◆ **Problem description**: Pick out all lines in the listing holding the string "Grande" and copy them.

◆ **Records shown**:
================================
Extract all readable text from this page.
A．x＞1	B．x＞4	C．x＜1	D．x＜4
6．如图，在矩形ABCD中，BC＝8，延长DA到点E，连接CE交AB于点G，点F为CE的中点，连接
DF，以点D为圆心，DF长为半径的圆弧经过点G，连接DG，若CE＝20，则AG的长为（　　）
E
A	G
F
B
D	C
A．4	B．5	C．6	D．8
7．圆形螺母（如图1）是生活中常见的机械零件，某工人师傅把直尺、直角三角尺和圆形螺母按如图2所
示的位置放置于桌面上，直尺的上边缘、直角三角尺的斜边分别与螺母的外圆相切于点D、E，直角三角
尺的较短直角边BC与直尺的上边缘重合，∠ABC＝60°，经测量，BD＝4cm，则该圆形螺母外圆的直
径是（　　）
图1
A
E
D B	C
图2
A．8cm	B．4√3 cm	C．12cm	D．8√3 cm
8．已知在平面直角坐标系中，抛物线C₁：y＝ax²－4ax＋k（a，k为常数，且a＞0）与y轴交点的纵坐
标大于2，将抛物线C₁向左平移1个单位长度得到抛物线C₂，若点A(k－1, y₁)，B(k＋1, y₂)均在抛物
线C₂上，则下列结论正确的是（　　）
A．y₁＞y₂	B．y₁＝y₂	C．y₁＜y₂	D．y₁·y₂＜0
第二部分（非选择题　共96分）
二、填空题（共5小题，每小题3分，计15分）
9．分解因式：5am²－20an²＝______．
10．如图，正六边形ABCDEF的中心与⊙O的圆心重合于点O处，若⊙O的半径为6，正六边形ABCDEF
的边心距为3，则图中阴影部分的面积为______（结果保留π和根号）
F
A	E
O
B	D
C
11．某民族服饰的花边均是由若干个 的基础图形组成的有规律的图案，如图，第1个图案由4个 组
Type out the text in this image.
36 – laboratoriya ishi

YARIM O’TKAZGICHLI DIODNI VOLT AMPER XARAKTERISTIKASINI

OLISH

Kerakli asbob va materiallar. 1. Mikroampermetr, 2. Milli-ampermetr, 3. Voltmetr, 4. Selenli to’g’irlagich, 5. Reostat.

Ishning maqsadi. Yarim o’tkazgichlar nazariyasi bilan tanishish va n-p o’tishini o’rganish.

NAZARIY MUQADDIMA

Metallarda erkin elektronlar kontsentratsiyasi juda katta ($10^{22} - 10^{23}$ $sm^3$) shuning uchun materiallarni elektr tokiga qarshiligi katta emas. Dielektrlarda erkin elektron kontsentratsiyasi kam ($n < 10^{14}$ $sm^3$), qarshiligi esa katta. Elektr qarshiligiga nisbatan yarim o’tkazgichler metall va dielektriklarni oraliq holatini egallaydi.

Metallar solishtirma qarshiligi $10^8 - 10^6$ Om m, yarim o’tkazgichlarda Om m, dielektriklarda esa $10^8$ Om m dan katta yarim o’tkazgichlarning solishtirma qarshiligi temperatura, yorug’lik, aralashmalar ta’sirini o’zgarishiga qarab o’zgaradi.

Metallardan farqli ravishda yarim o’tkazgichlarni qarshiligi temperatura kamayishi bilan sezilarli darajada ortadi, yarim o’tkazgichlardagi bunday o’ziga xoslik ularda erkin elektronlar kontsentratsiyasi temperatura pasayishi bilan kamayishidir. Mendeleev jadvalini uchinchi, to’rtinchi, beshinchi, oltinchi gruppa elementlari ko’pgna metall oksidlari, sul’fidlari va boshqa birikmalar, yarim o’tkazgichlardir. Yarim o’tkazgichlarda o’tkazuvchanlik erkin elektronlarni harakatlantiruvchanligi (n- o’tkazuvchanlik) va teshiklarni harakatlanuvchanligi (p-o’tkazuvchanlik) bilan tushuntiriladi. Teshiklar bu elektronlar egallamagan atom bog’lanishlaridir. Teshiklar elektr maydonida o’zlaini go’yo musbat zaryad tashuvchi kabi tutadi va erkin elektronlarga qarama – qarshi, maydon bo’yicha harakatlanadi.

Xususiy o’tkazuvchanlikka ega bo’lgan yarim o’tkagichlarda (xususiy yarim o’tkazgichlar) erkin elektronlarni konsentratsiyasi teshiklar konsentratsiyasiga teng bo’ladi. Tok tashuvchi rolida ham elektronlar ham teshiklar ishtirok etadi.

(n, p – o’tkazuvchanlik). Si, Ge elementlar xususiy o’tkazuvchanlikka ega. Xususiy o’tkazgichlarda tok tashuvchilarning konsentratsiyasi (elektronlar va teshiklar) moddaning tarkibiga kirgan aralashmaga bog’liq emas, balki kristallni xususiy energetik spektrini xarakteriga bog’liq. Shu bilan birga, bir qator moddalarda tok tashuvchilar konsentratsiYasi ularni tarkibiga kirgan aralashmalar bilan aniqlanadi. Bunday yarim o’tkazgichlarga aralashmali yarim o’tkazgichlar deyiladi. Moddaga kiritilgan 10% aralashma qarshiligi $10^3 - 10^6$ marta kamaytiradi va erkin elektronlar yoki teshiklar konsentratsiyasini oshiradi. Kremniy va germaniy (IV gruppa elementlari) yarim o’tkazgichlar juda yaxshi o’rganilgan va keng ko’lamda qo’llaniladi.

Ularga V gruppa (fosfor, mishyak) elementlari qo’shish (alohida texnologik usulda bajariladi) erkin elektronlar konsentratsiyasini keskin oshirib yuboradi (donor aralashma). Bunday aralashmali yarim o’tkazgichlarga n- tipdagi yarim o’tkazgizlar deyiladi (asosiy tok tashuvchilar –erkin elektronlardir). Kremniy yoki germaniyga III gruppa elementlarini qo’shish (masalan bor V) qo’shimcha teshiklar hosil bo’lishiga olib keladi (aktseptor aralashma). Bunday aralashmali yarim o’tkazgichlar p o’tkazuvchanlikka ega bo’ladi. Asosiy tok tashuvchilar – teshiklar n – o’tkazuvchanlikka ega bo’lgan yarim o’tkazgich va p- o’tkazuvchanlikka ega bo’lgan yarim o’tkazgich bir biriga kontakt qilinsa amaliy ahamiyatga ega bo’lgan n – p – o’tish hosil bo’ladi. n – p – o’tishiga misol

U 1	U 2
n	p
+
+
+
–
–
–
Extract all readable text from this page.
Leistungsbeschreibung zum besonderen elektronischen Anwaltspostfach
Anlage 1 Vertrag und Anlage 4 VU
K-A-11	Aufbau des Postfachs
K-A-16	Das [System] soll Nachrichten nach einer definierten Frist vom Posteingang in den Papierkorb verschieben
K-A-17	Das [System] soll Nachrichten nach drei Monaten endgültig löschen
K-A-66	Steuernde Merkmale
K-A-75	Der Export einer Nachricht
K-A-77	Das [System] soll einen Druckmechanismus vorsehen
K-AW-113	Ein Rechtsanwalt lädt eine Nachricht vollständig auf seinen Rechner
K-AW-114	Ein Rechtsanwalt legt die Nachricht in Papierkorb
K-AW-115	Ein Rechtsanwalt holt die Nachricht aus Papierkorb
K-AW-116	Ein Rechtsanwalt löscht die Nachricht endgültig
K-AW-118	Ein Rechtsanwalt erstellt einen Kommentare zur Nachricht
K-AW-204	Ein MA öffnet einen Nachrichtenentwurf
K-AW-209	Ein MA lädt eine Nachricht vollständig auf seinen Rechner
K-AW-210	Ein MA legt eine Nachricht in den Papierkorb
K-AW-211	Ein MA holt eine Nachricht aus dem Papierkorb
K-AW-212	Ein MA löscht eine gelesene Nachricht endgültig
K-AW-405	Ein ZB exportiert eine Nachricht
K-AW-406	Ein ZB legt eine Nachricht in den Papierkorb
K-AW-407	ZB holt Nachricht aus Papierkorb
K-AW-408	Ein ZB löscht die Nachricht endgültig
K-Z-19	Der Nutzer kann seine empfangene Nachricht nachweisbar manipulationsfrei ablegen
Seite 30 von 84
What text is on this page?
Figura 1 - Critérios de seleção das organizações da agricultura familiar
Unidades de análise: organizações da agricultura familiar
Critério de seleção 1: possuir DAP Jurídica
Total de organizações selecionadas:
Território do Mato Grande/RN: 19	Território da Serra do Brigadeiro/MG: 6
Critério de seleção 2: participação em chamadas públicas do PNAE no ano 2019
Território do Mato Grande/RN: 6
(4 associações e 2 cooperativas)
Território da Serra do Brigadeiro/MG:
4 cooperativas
================================
◆ **Correct output**:
Território do Mato Grande/RN: 19	Território da Serra do Brigadeiro/MG: 6
Território do Mato Grande/RN: 6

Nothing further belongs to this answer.